Data extracted from a collection:
#####

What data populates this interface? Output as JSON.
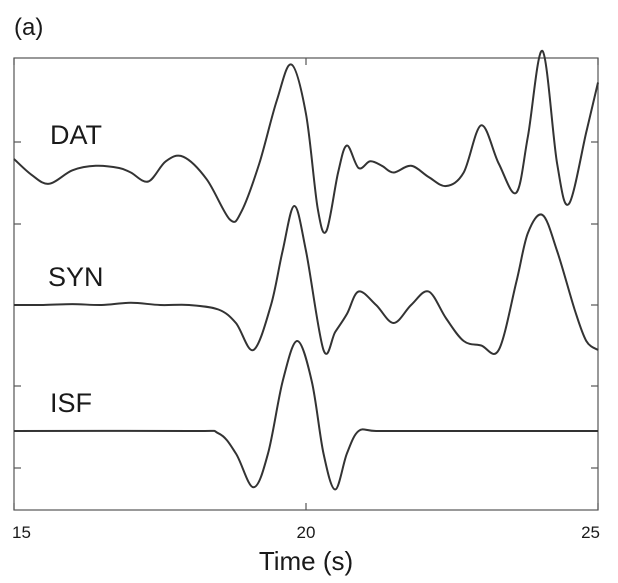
{
  "panel_label": "(a)",
  "chart_data": {
    "type": "line",
    "title": "",
    "xlabel": "Time (s)",
    "ylabel": "",
    "xlim": [
      15,
      25
    ],
    "xticks": [
      15,
      20,
      25
    ],
    "y_ticks_labeled": false,
    "grid": false,
    "legend": "none (inline trace labels)",
    "line_color": "#333333",
    "series": [
      {
        "name": "DAT",
        "x": [
          15.0,
          15.3,
          15.6,
          16.0,
          16.4,
          16.8,
          17.0,
          17.3,
          17.6,
          17.9,
          18.3,
          18.7,
          18.9,
          19.2,
          19.5,
          19.75,
          20.0,
          20.2,
          20.35,
          20.55,
          20.7,
          20.9,
          21.1,
          21.3,
          21.5,
          21.8,
          22.1,
          22.4,
          22.7,
          23.0,
          23.3,
          23.6,
          23.8,
          24.05,
          24.3,
          24.5,
          24.8,
          25.0
        ],
        "y": [
          0.6,
          0.25,
          0.05,
          0.35,
          0.45,
          0.4,
          0.3,
          0.1,
          0.55,
          0.65,
          0.15,
          -0.75,
          -0.55,
          0.5,
          1.9,
          2.7,
          1.6,
          -0.5,
          -1.0,
          0.3,
          0.9,
          0.4,
          0.55,
          0.45,
          0.3,
          0.45,
          0.2,
          0.0,
          0.3,
          1.35,
          0.5,
          -0.15,
          1.1,
          3.0,
          0.5,
          -0.4,
          1.2,
          2.3
        ]
      },
      {
        "name": "SYN",
        "x": [
          15.0,
          15.5,
          16.0,
          16.5,
          17.0,
          17.5,
          18.0,
          18.5,
          18.8,
          19.1,
          19.4,
          19.6,
          19.8,
          20.0,
          20.3,
          20.5,
          20.7,
          20.9,
          21.2,
          21.5,
          21.8,
          22.1,
          22.4,
          22.7,
          23.0,
          23.3,
          23.6,
          23.8,
          24.05,
          24.3,
          24.6,
          24.8,
          25.0
        ],
        "y": [
          0.0,
          0.0,
          0.02,
          0.0,
          0.05,
          0.0,
          0.0,
          -0.1,
          -0.4,
          -1.0,
          0.0,
          1.2,
          2.2,
          1.2,
          -1.0,
          -0.6,
          -0.2,
          0.3,
          0.0,
          -0.4,
          0.0,
          0.3,
          -0.3,
          -0.8,
          -0.9,
          -1.0,
          0.5,
          1.6,
          2.0,
          1.2,
          -0.1,
          -0.8,
          -1.0
        ]
      },
      {
        "name": "ISF",
        "x": [
          15.0,
          18.0,
          18.5,
          18.8,
          19.1,
          19.35,
          19.6,
          19.85,
          20.1,
          20.3,
          20.5,
          20.7,
          20.9,
          21.2,
          22.0,
          25.0
        ],
        "y": [
          0.0,
          0.0,
          -0.05,
          -0.5,
          -1.25,
          -0.5,
          1.1,
          2.0,
          1.1,
          -0.5,
          -1.3,
          -0.5,
          0.0,
          0.0,
          0.0,
          0.0
        ]
      }
    ]
  }
}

#####

■ WHAT IS BEING ASKED
Every entry above should be duplicated exactly. Do not include the images.

■ TASK SOLUTION
What data populates this interface? Output as JSON.
{
  "panel_label": "(a)",
  "chart_data": {
    "type": "line",
    "title": "",
    "xlabel": "Time (s)",
    "ylabel": "",
    "xlim": [
      15,
      25
    ],
    "xticks": [
      15,
      20,
      25
    ],
    "y_ticks_labeled": false,
    "grid": false,
    "legend": "none (inline trace labels)",
    "line_color": "#333333",
    "series": [
      {
        "name": "DAT",
        "x": [
          15.0,
          15.3,
          15.6,
          16.0,
          16.4,
          16.8,
          17.0,
          17.3,
          17.6,
          17.9,
          18.3,
          18.7,
          18.9,
          19.2,
          19.5,
          19.75,
          20.0,
          20.2,
          20.35,
          20.55,
          20.7,
          20.9,
          21.1,
          21.3,
          21.5,
          21.8,
          22.1,
          22.4,
          22.7,
          23.0,
          23.3,
          23.6,
          23.8,
          24.05,
          24.3,
          24.5,
          24.8,
          25.0
        ],
        "y": [
          0.6,
          0.25,
          0.05,
          0.35,
          0.45,
          0.4,
          0.3,
          0.1,
          0.55,
          0.65,
          0.15,
          -0.75,
          -0.55,
          0.5,
          1.9,
          2.7,
          1.6,
          -0.5,
          -1.0,
          0.3,
          0.9,
          0.4,
          0.55,
          0.45,
          0.3,
          0.45,
          0.2,
          0.0,
          0.3,
          1.35,
          0.5,
          -0.15,
          1.1,
          3.0,
          0.5,
          -0.4,
          1.2,
          2.3
        ]
      },
      {
        "name": "SYN",
        "x": [
          15.0,
          15.5,
          16.0,
          16.5,
          17.0,
          17.5,
          18.0,
          18.5,
          18.8,
          19.1,
          19.4,
          19.6,
          19.8,
          20.0,
          20.3,
          20.5,
          20.7,
          20.9,
          21.2,
          21.5,
          21.8,
          22.1,
          22.4,
          22.7,
          23.0,
          23.3,
          23.6,
          23.8,
          24.05,
          24.3,
          24.6,
          24.8,
          25.0
        ],
        "y": [
          0.0,
          0.0,
          0.02,
          0.0,
          0.05,
          0.0,
          0.0,
          -0.1,
          -0.4,
          -1.0,
          0.0,
          1.2,
          2.2,
          1.2,
          -1.0,
          -0.6,
          -0.2,
          0.3,
          0.0,
          -0.4,
          0.0,
          0.3,
          -0.3,
          -0.8,
          -0.9,
          -1.0,
          0.5,
          1.6,
          2.0,
          1.2,
          -0.1,
          -0.8,
          -1.0
        ]
      },
      {
        "name": "ISF",
        "x": [
          15.0,
          18.0,
          18.5,
          18.8,
          19.1,
          19.35,
          19.6,
          19.85,
          20.1,
          20.3,
          20.5,
          20.7,
          20.9,
          21.2,
          22.0,
          25.0
        ],
        "y": [
          0.0,
          0.0,
          -0.05,
          -0.5,
          -1.25,
          -0.5,
          1.1,
          2.0,
          1.1,
          -0.5,
          -1.3,
          -0.5,
          0.0,
          0.0,
          0.0,
          0.0
        ]
      }
    ]
  }
}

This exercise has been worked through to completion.